## WHAT NEEDS TO BE DONE
Every record below is to be retyped exactly.

*** SOURCE DATA

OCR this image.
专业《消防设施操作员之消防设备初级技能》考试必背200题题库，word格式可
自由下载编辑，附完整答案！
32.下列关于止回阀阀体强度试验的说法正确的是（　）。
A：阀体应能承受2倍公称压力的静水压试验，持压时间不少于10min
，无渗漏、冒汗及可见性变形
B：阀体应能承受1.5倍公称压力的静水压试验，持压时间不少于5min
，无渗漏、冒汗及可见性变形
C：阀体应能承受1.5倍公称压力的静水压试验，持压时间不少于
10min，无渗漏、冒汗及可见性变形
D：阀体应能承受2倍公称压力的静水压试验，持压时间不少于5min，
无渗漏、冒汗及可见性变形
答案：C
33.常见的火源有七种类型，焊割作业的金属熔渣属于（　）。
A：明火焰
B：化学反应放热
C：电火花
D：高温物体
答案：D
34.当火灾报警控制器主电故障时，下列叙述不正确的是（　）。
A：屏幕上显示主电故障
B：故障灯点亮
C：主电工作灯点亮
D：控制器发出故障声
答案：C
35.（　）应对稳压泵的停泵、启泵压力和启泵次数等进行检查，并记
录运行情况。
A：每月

******

## THE SOLUTION
OCR this image.
专业《消防设施操作员之消防设备初级技能》考试必背200题题库，word格式可
自由下载编辑，附完整答案！
32.下列关于止回阀阀体强度试验的说法正确的是（　）。
A：阀体应能承受2倍公称压力的静水压试验，持压时间不少于10min
，无渗漏、冒汗及可见性变形
B：阀体应能承受1.5倍公称压力的静水压试验，持压时间不少于5min
，无渗漏、冒汗及可见性变形
C：阀体应能承受1.5倍公称压力的静水压试验，持压时间不少于
10min，无渗漏、冒汗及可见性变形
D：阀体应能承受2倍公称压力的静水压试验，持压时间不少于5min，
无渗漏、冒汗及可见性变形
答案：C
33.常见的火源有七种类型，焊割作业的金属熔渣属于（　）。
A：明火焰
B：化学反应放热
C：电火花
D：高温物体
答案：D
34.当火灾报警控制器主电故障时，下列叙述不正确的是（　）。
A：屏幕上显示主电故障
B：故障灯点亮
C：主电工作灯点亮
D：控制器发出故障声
答案：C
35.（　）应对稳压泵的停泵、启泵压力和启泵次数等进行检查，并记
录运行情况。
A：每月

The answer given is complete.